_GIVEN REQUEST_. How many lines in the records below contain the word "their"? Give only the number.

_SUPPLIED MATERIAL_.
_ _ _ _ _

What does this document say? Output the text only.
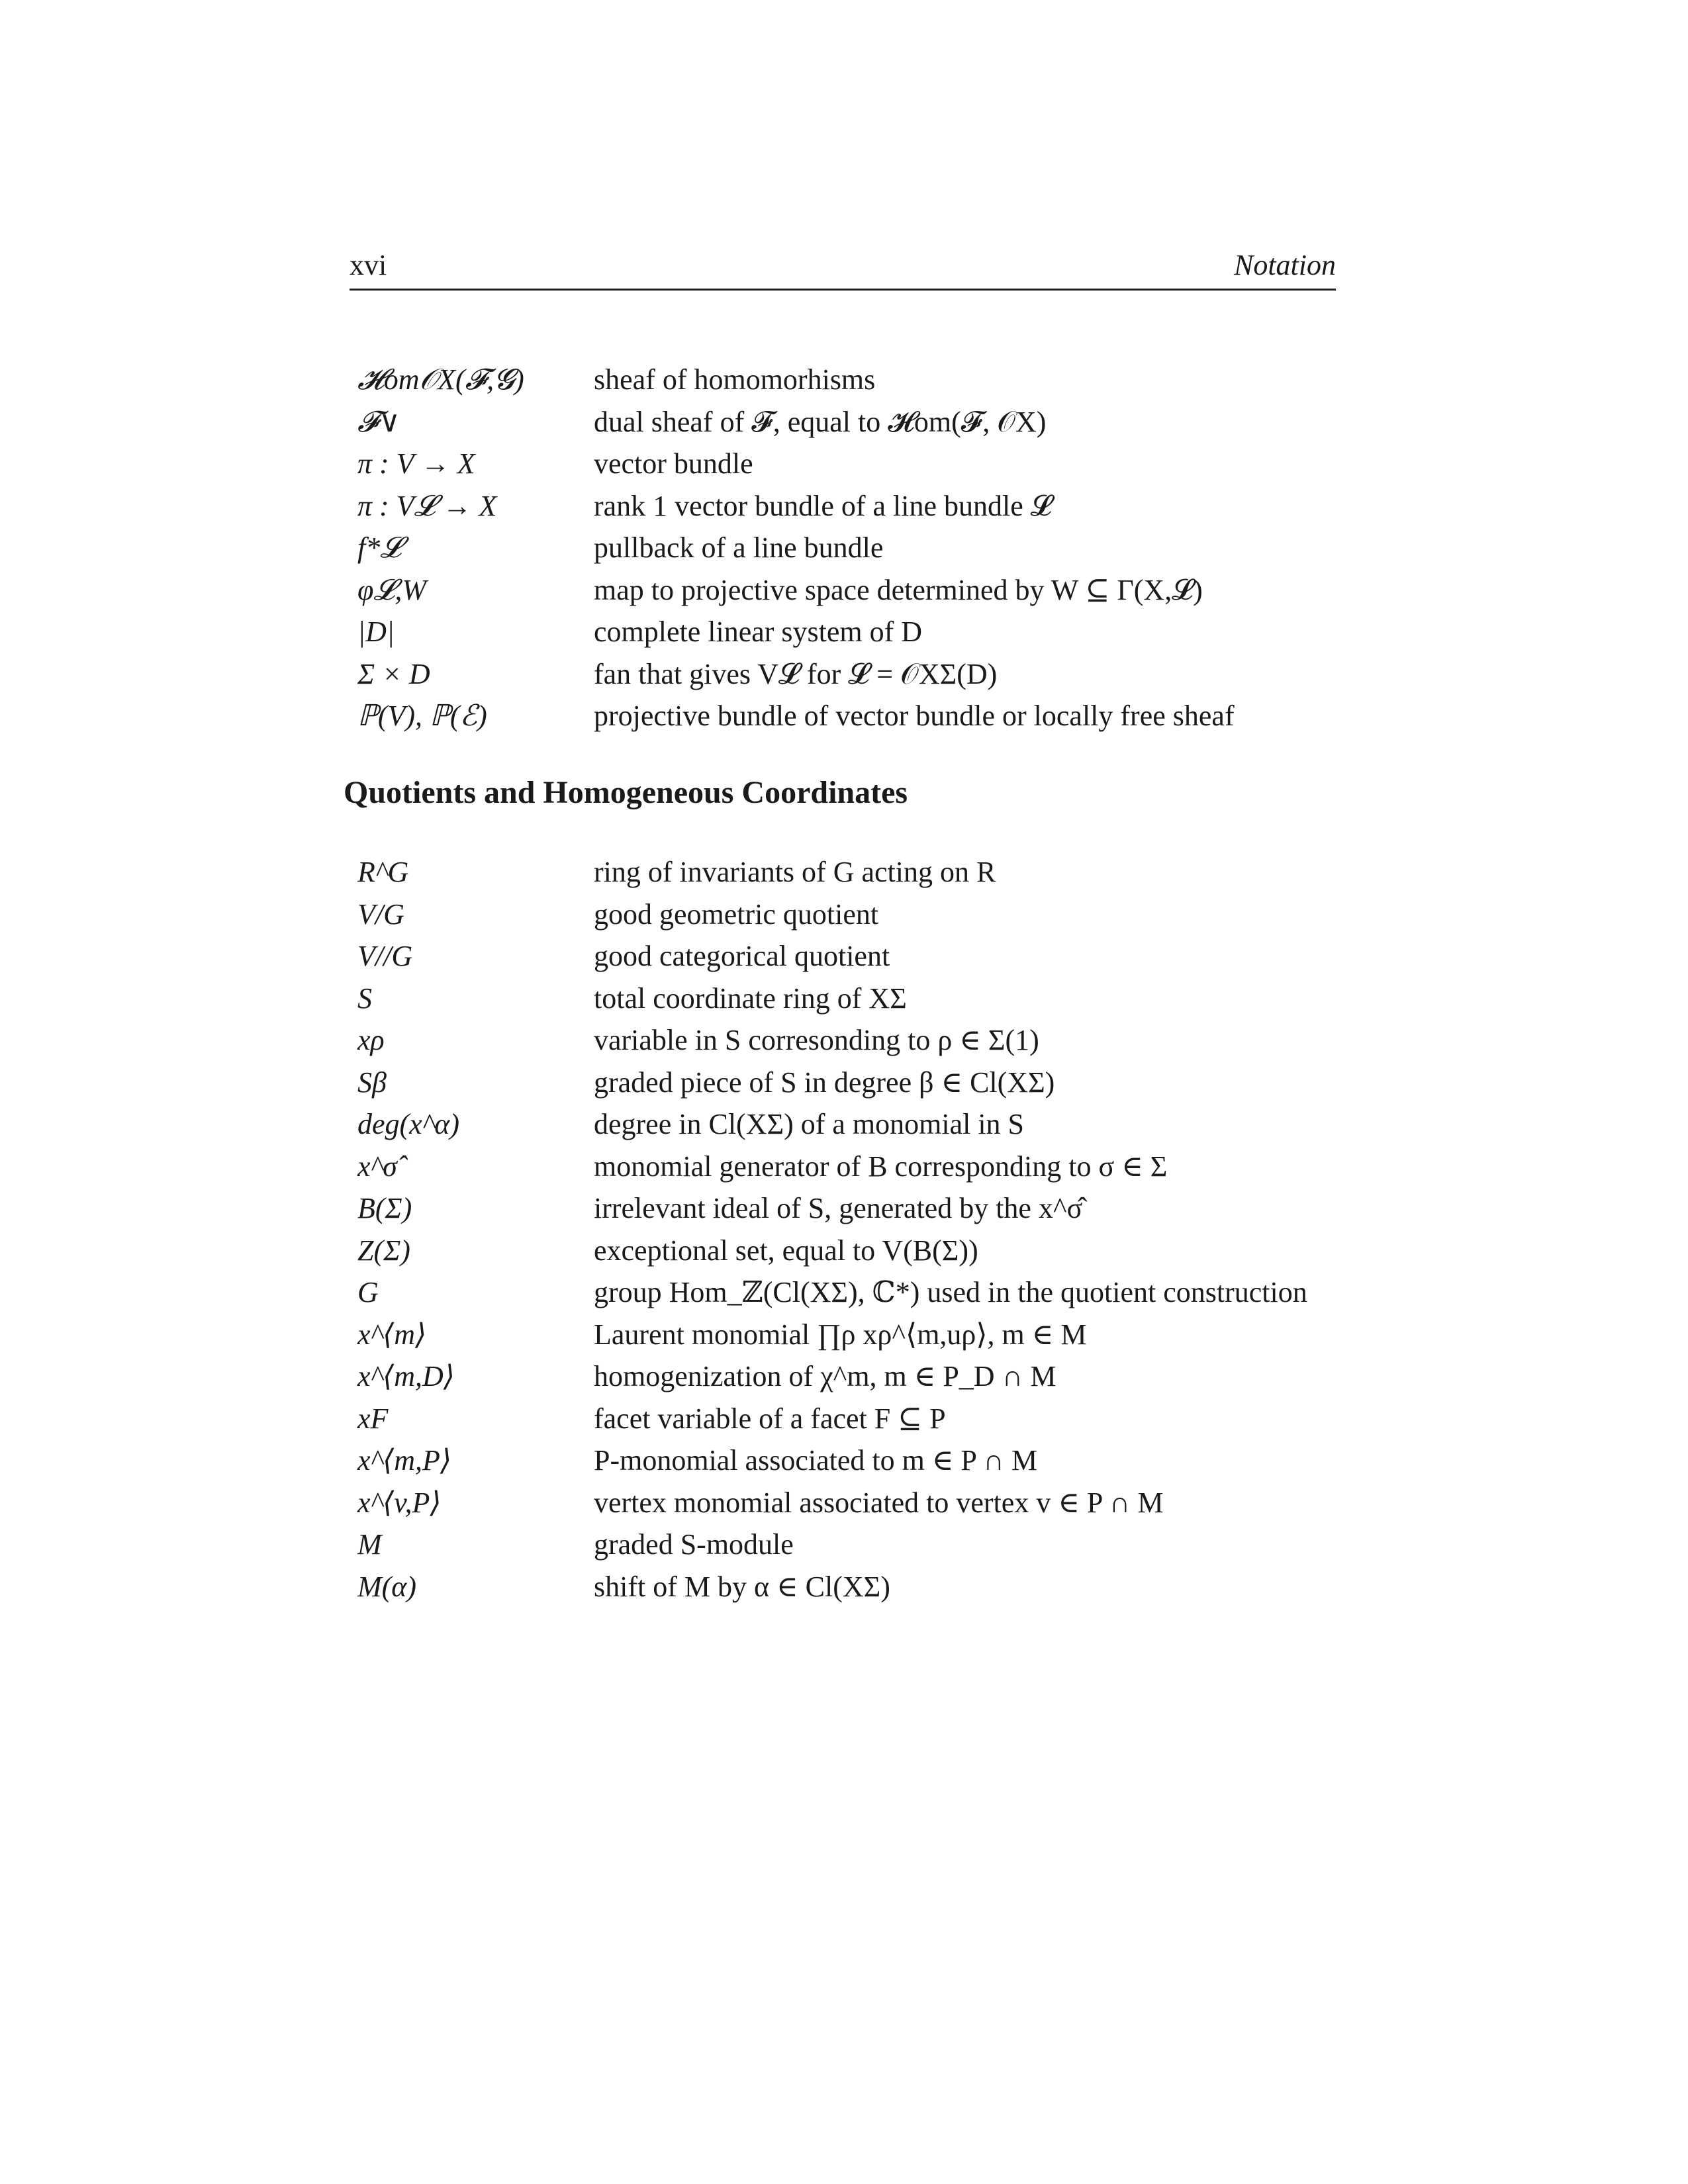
xvi	Notation
𝓗om𝒪X(𝓕,𝓖)	sheaf of homomorhisms
𝓕∨	dual sheaf of 𝓕, equal to 𝓗om(𝓕, 𝒪X)
π : V → X	vector bundle
π : V𝓛 → X	rank 1 vector bundle of a line bundle 𝓛
f*𝓛	pullback of a line bundle
φ𝓛,W	map to projective space determined by W ⊆ Γ(X,𝓛)
|D|	complete linear system of D
Σ × D	fan that gives V𝓛 for 𝓛 = 𝒪XΣ(D)
ℙ(V), ℙ(ℰ)	projective bundle of vector bundle or locally free sheaf
Quotients and Homogeneous Coordinates
R^G	ring of invariants of G acting on R
V/G	good geometric quotient
V//G	good categorical quotient
S	total coordinate ring of XΣ
xρ	variable in S corresonding to ρ ∈ Σ(1)
Sβ	graded piece of S in degree β ∈ Cl(XΣ)
deg(x^α)	degree in Cl(XΣ) of a monomial in S
x^σ̂	monomial generator of B corresponding to σ ∈ Σ
B(Σ)	irrelevant ideal of S, generated by the x^σ̂
Z(Σ)	exceptional set, equal to V(B(Σ))
G	group Hom_ℤ(Cl(XΣ), ℂ*) used in the quotient construction
x^⟨m⟩	Laurent monomial ∏ρ xρ^⟨m,uρ⟩, m ∈ M
x^⟨m,D⟩	homogenization of χ^m, m ∈ P_D ∩ M
xF	facet variable of a facet F ⊆ P
x^⟨m,P⟩	P-monomial associated to m ∈ P ∩ M
x^⟨v,P⟩	vertex monomial associated to vertex v ∈ P ∩ M
M	graded S-module
M(α)	shift of M by α ∈ Cl(XΣ)
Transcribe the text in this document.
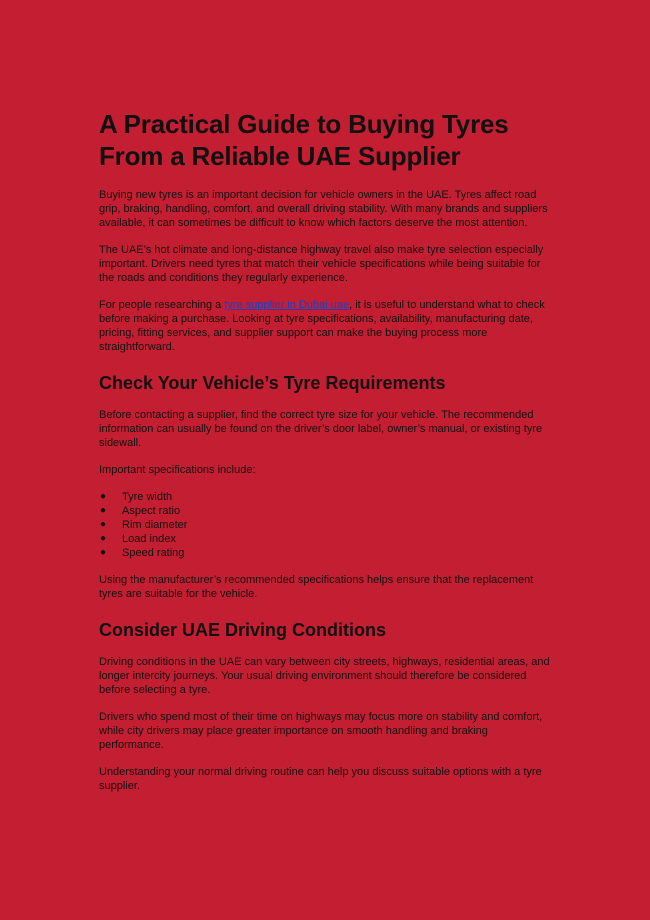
A Practical Guide to Buying Tyres From a Reliable UAE Supplier

Buying new tyres is an important decision for vehicle owners in the UAE. Tyres affect road grip, braking, handling, comfort, and overall driving stability. With many brands and suppliers available, it can sometimes be difficult to know which factors deserve the most attention.

The UAE’s hot climate and long-distance highway travel also make tyre selection especially important. Drivers need tyres that match their vehicle specifications while being suitable for the roads and conditions they regularly experience.

For people researching a tyre supplier in Dubai uae, it is useful to understand what to check before making a purchase. Looking at tyre specifications, availability, manufacturing date, pricing, fitting services, and supplier support can make the buying process more straightforward.

Check Your Vehicle’s Tyre Requirements

Before contacting a supplier, find the correct tyre size for your vehicle. The recommended information can usually be found on the driver’s door label, owner’s manual, or existing tyre sidewall.

Important specifications include:

● Tyre width
● Aspect ratio
● Rim diameter
● Load index
● Speed rating

Using the manufacturer’s recommended specifications helps ensure that the replacement tyres are suitable for the vehicle.

Consider UAE Driving Conditions

Driving conditions in the UAE can vary between city streets, highways, residential areas, and longer intercity journeys. Your usual driving environment should therefore be considered before selecting a tyre.

Drivers who spend most of their time on highways may focus more on stability and comfort, while city drivers may place greater importance on smooth handling and braking performance.

Understanding your normal driving routine can help you discuss suitable options with a tyre supplier.
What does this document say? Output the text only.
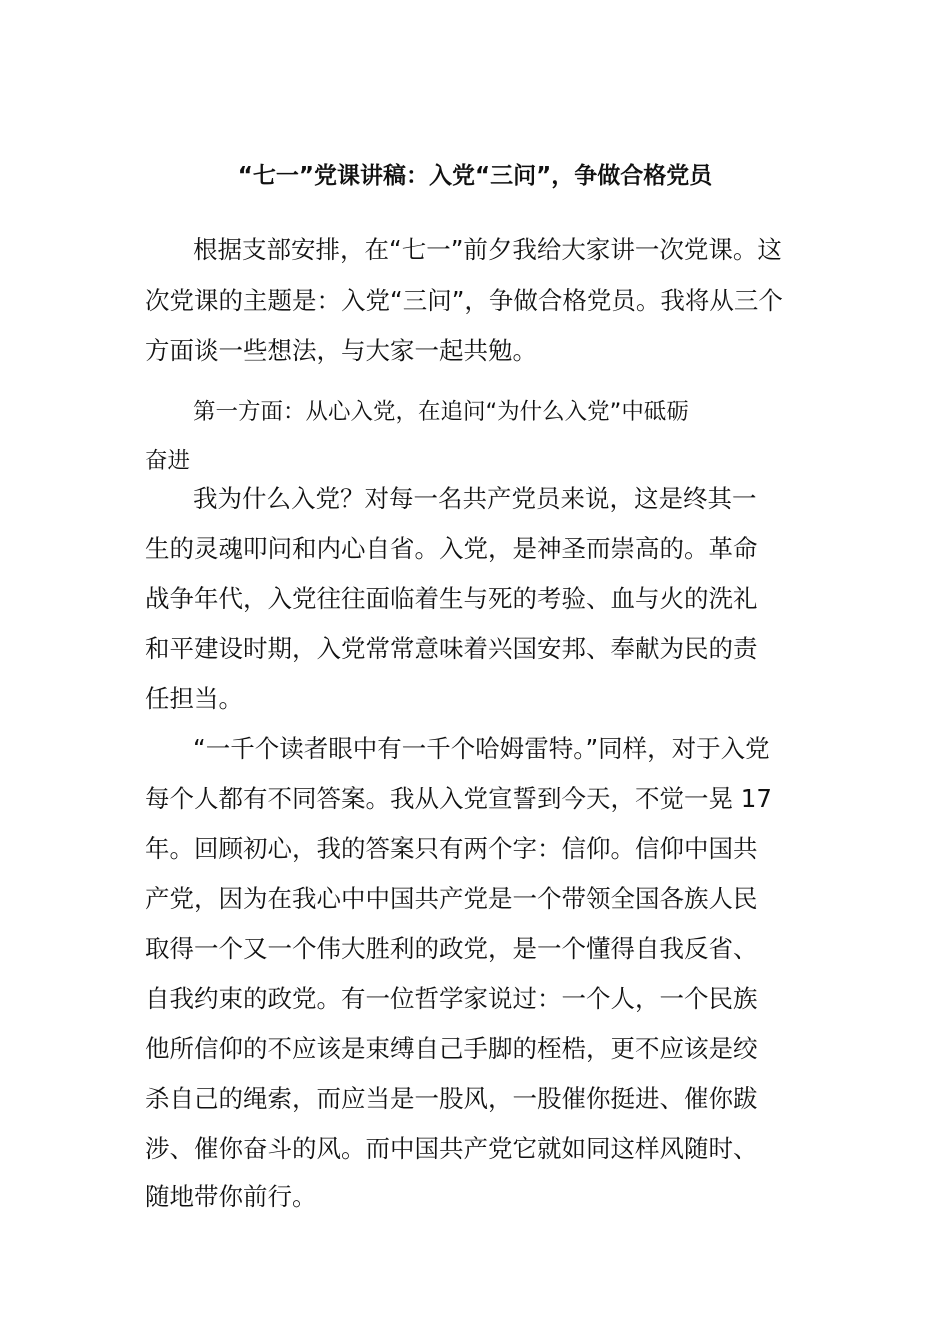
“七一”党课讲稿：入党“三问”，争做合格党员
根据支部安排，在“七一”前夕我给大家讲一次党课。这
次党课的主题是：入党“三问”，争做合格党员。我将从三个
方面谈一些想法，与大家一起共勉。
第一方面：从心入党，在追问“为什么入党”中砥砺
奋进
我为什么入党？对每一名共产党员来说，这是终其一
生的灵魂叩问和内心自省。入党，是神圣而崇高的。革命
战争年代，入党往往面临着生与死的考验、血与火的洗礼
和平建设时期，入党常常意味着兴国安邦、奉献为民的责
任担当。
“一千个读者眼中有一千个哈姆雷特。”同样，对于入党
每个人都有不同答案。我从入党宣誓到今天，不觉一晃 17
年。回顾初心，我的答案只有两个字：信仰。信仰中国共
产党，因为在我心中中国共产党是一个带领全国各族人民
取得一个又一个伟大胜利的政党，是一个懂得自我反省、
自我约束的政党。有一位哲学家说过：一个人，一个民族
他所信仰的不应该是束缚自己手脚的桎梏，更不应该是绞
杀自己的绳索，而应当是一股风，一股催你挺进、催你跋
涉、催你奋斗的风。而中国共产党它就如同这样风随时、
随地带你前行。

_ _ _ _ _

_OUTPUT BELOW_. 2